# Start of Dataset
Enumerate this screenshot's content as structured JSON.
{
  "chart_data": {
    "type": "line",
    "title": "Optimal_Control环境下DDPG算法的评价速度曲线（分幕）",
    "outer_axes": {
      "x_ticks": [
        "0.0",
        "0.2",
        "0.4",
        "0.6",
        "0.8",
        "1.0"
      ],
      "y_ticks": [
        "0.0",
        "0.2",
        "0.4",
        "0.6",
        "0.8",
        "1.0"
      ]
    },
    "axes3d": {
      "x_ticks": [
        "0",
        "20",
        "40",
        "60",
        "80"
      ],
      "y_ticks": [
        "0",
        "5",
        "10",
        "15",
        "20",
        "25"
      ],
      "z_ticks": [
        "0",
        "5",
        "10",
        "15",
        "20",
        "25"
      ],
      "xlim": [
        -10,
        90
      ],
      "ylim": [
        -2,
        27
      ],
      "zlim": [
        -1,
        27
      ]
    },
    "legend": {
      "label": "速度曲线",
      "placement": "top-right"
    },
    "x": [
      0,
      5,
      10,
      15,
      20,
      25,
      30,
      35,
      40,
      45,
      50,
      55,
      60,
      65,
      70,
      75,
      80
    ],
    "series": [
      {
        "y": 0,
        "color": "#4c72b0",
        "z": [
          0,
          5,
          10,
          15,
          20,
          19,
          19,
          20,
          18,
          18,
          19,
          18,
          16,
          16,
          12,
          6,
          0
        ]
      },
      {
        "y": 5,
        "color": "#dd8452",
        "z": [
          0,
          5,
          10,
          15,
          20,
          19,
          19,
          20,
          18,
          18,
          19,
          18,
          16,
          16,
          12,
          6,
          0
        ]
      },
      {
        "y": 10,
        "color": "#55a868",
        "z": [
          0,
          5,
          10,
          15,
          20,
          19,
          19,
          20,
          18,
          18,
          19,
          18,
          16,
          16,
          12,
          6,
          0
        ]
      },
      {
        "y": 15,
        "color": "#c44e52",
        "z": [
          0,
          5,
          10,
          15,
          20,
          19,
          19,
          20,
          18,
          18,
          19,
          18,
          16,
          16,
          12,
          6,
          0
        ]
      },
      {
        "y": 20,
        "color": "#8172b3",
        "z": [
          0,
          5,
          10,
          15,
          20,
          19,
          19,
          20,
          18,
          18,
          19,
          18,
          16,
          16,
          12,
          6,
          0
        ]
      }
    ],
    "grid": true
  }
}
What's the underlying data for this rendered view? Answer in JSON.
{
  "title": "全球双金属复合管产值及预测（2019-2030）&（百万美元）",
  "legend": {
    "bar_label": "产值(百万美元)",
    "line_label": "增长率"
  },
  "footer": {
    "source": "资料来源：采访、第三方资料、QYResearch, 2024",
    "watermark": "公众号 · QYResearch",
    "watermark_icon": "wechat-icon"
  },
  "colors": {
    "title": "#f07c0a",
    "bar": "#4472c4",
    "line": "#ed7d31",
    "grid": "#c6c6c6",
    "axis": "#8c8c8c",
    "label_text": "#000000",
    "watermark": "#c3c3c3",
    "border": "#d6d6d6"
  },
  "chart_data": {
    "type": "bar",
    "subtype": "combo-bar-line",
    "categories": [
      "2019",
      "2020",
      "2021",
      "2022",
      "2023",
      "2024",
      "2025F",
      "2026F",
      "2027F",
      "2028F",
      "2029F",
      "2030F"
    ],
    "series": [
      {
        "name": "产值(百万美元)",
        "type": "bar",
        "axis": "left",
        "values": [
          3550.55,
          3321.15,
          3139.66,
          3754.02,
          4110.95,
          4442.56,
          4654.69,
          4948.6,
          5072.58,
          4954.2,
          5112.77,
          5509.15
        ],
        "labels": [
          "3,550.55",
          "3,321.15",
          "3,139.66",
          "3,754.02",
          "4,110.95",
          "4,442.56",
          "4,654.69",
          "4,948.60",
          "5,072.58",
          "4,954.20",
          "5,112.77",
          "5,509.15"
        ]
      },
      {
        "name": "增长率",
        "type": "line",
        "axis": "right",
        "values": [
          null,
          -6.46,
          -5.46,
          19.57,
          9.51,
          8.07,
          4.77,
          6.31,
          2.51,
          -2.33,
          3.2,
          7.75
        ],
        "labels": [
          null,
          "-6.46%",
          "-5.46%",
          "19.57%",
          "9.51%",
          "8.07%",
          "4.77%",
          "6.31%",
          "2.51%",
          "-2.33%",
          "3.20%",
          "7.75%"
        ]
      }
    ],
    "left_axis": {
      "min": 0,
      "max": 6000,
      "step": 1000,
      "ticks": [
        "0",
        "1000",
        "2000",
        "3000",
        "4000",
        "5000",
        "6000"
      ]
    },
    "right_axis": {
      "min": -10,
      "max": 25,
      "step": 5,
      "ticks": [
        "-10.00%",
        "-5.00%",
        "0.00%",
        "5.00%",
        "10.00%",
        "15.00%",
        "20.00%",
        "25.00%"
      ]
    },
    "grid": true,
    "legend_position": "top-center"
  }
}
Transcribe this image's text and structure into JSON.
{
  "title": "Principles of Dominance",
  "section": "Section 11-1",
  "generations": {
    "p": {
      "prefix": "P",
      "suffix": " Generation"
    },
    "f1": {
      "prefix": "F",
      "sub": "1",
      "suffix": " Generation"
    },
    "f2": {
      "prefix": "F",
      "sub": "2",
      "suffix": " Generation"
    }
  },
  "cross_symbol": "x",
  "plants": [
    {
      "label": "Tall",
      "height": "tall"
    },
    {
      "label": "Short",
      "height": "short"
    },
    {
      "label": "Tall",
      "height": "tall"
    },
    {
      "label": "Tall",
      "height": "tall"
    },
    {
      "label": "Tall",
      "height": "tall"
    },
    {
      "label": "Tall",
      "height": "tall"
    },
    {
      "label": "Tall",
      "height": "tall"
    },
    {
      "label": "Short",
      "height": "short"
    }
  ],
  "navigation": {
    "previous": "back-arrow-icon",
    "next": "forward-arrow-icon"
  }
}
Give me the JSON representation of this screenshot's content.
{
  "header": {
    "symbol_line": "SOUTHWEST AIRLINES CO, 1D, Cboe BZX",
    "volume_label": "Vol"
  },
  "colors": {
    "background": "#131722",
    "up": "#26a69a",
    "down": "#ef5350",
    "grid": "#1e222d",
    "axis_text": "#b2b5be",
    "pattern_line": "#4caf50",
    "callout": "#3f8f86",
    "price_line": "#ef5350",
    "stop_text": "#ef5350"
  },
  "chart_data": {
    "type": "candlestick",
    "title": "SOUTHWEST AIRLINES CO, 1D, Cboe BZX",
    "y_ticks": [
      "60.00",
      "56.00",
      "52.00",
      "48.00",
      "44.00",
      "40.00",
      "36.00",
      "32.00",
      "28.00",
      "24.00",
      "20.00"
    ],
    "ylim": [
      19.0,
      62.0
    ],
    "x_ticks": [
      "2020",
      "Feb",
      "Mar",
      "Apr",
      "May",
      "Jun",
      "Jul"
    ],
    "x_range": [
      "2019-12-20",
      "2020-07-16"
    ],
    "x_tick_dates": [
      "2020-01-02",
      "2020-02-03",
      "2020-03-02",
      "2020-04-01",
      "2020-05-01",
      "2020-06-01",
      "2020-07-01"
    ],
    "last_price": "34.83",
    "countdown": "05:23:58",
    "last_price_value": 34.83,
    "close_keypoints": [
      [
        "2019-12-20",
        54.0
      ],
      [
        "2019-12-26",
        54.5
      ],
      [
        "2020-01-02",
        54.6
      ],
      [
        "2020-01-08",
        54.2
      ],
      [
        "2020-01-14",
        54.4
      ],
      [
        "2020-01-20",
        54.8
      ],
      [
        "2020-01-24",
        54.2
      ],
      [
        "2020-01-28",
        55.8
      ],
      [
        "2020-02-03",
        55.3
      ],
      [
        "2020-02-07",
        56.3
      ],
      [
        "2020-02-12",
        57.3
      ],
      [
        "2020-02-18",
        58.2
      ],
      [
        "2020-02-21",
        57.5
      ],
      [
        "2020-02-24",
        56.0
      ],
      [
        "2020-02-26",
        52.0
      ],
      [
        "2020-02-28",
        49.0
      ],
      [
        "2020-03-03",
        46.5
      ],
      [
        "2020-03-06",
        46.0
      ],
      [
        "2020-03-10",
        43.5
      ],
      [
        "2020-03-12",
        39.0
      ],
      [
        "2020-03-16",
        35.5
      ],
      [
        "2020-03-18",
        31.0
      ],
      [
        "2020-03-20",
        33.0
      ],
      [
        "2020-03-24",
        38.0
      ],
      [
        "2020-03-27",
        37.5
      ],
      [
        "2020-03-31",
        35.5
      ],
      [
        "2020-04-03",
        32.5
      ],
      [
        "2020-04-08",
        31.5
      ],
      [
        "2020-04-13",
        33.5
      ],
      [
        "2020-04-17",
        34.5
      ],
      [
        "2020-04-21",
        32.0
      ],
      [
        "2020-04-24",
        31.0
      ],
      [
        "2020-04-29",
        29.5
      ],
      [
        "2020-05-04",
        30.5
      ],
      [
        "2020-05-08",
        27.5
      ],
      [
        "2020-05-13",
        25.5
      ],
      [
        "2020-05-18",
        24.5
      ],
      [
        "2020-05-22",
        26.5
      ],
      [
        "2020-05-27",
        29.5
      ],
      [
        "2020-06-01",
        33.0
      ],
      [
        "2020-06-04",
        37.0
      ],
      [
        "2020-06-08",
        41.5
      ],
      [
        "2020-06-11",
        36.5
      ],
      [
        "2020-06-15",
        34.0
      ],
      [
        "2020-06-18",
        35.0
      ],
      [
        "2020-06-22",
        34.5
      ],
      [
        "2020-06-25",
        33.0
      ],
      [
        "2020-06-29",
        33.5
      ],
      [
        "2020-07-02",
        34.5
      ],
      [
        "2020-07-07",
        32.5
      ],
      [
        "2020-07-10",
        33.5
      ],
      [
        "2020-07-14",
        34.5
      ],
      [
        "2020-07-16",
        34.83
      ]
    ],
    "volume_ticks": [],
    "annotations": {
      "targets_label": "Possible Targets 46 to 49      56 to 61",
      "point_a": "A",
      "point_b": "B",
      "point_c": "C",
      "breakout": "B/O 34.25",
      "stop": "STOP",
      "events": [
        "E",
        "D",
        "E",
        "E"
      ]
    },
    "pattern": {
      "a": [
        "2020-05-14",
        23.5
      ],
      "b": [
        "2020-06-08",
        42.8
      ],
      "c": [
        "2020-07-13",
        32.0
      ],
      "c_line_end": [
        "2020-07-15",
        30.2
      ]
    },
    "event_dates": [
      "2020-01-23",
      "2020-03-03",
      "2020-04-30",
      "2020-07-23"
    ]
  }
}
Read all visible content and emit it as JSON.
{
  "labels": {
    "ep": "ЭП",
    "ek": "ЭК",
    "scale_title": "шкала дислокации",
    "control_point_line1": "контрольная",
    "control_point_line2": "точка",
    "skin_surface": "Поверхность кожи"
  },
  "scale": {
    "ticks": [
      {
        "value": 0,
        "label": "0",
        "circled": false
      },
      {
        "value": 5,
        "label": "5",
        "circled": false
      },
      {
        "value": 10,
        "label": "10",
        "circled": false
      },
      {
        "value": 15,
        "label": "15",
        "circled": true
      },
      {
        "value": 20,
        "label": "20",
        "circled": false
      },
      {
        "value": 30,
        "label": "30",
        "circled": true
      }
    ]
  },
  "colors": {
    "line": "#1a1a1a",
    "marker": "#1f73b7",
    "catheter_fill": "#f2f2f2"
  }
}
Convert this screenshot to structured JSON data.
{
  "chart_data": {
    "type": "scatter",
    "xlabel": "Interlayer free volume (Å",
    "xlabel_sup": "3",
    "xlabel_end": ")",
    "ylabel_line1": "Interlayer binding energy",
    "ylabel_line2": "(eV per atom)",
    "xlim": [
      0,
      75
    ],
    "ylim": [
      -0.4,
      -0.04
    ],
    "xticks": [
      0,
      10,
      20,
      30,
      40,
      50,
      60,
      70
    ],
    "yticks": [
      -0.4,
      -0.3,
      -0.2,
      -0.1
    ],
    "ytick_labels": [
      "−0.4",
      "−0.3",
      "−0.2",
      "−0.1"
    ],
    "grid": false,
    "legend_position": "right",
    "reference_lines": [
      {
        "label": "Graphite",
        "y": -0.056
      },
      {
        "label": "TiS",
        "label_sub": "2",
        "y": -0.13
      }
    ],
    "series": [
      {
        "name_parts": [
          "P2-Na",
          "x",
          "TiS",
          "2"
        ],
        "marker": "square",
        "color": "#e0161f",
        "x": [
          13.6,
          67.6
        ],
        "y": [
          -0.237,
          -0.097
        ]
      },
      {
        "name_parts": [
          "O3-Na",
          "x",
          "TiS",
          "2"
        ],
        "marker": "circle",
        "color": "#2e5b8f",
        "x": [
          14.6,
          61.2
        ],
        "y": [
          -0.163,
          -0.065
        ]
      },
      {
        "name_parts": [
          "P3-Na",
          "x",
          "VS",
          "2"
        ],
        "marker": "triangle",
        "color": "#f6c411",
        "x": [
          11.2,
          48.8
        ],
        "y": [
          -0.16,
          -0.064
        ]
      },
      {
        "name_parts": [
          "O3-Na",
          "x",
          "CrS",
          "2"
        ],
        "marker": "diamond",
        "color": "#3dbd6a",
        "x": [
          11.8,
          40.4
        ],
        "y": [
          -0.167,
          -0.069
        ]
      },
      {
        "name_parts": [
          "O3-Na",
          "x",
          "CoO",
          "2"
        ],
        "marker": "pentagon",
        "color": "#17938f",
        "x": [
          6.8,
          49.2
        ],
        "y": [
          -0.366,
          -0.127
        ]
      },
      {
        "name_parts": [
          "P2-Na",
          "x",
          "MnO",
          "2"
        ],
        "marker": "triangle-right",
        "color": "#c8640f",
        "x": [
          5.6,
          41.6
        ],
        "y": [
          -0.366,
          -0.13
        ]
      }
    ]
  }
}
# End of Dataset
### [Stated task]
Point out every line holding the string "AIRLINES" and copy it.

### [Result of the task]
    "symbol_line": "SOUTHWEST AIRLINES CO, 1D, Cboe BZX",
    "title": "SOUTHWEST AIRLINES CO, 1D, Cboe BZX",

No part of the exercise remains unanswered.